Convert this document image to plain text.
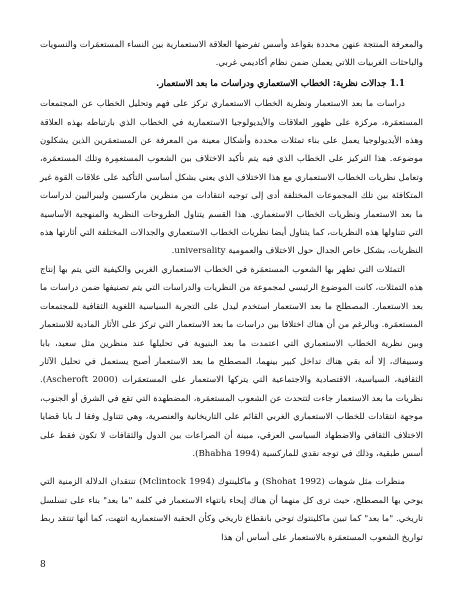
والمعرفة المنتجة عنهن محددة بقواعد وأسس تفرضها العلاقة الاستعمارية بين النساء المستعمَرات والنسويات والباحثات الغربيات اللاتي يعملن ضمن نظام أكاديمي غربي.

1.1 جدالات نظرية: الخطاب الاستعماري ودراسات ما بعد الاستعمار.

دراسات ما بعد الاستعمار ونظرية الخطاب الاستعماري تركز على فهم وتحليل الخطاب عن المجتمعات المستعمَرة، مركزة على ظهور العلاقات والأيديولوجيا الاستعمارية في الخطاب الذي بارتباطه بهذه العلاقة وهذه الأيديولوجيا يعمل على بناء تمثلات محددة وأشكال معينة من المعرفة عن المستعمَرين الذين يشكلون موضوعه. هذا التركيز على الخطاب الذي فيه يتم تأكيد الاختلاف بين الشعوب المستعمِرة وتلك المستعمَرة، وتعامل نظريات الخطاب الاستعماري مع هذا الاختلاف الذي يعني بشكل أساسي التأكيد على علاقات القوة غير المتكافئة بين تلك المجموعات المختلفة أدى إلى توجيه انتقادات من منظرين ماركسيين وليبراليين لدراسات ما بعد الاستعمار ونظريات الخطاب الاستعماري. هذا القسم يتناول الطروحات النظرية والمنهجية الأساسية التي تتناولها هذه النظريات، كما يتناول أيضا نظريات الخطاب الاستعماري والجدالات المختلفة التي أثارتها هذه النظريات، بشكل خاص الجدال حول الاختلاف والعمومية universality.

التمثلات التي تظهر بها الشعوب المستعمَرة في الخطاب الاستعماري الغربي والكيفية التي يتم بها إنتاج هذه التمثلات، كانت الموضوع الرئيسي لمجموعة من النظريات والدراسات التي يتم تصنيفها ضمن دراسات ما بعد الاستعمار. المصطلح ما بعد الاستعمار استخدم ليدل على التجربة السياسية اللغوية الثقافية للمجتمعات المستعمَرة. وبالرغم من أن هناك اختلافا بين دراسات ما بعد الاستعمار التي تركز على الأثار المادية للاستعمار وبين نظرية الخطاب الاستعماري التي اعتمدت ما بعد البنيوية في تحليلها عند منظرين مثل سعيد، بابا وسبيفاك، إلا أنه بقي هناك تداخل كبير بينهما، المصطلح ما بعد الاستعمار أصبح يستعمل في تحليل الآثار الثقافية، السياسية، الاقتصادية والاجتماعية التي يتركها الاستعمار على المستعمَرات (Ascheroft 2000). نظريات ما بعد الاستعمار جاءت لتتحدث عن الشعوب المستعمَرة، المضطهدة التي تقع في الشرق أو الجنوب، موجهة انتقادات للخطاب الاستعماري الغربي القائم على التاريخانية والعنصرية، وهي تتناول وفقا لـ بابا قضايا الاختلاف الثقافي والاضطهاد السياسي العرقي، مبينة أن الصراعات بين الدول والثقافات لا تكون فقط على أسس طبقية، وذلك في توجه نقدي للماركسية (Bhabha 1994).

منظرات مثل شوهات (1992 Shohat) و ماكلينتوك (1994 Mclintock) تنتقدان الدلالة الزمنية التي يوحي بها المصطلح، حيث ترى كل منهما أن هناك إيحاء بانتهاء الاستعمار في كلمة "ما بعد" بناء على تسلسل تاريخي. "ما بعد" كما تبين ماكلينتوك توحي بانقطاع تاريخي وكأن الحقبة الاستعمارية انتهت، كما أنها تنتقد ربط تواريخ الشعوب المستعمَرة بالاستعمار على أساس أن هذا

8
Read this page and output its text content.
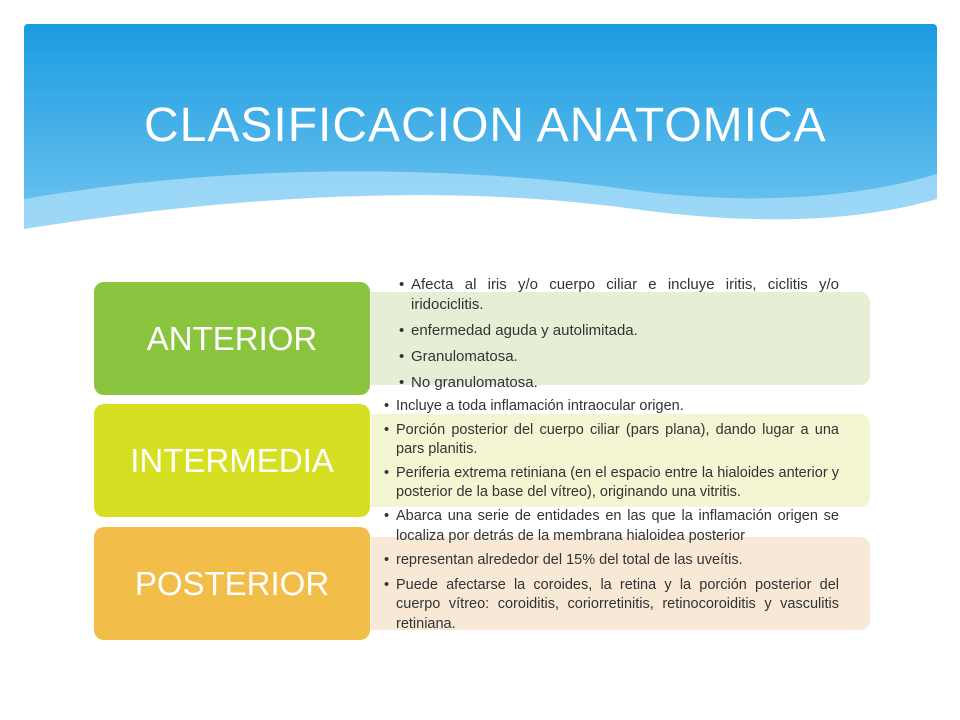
CLASIFICACION ANATOMICA
ANTERIOR
• Afecta al iris y/o cuerpo ciliar e incluye iritis, ciclitis y/o iridociclitis.
• enfermedad aguda y autolimitada.
• Granulomatosa.
• No granulomatosa.
INTERMEDIA
• Incluye a toda inflamación intraocular origen.
• Porción posterior del cuerpo ciliar (pars plana), dando lugar a una pars planitis.
• Periferia extrema retiniana (en el espacio entre la hialoides anterior y posterior de la base del vítreo), originando una vitritis.
POSTERIOR
• Abarca una serie de entidades en las que la inflamación origen se localiza por detrás de la membrana hialoidea posterior
• representan alrededor del 15% del total de las uveítis.
• Puede afectarse la coroides, la retina y la porción posterior del cuerpo vítreo: coroiditis, coriorretinitis, retinocoroiditis y vasculitis retiniana.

**The request**
Return all lines of the material above in which the word "this" occurs.

**Exercise output**
Convert this document image to plain text.
Read this page and output its text content.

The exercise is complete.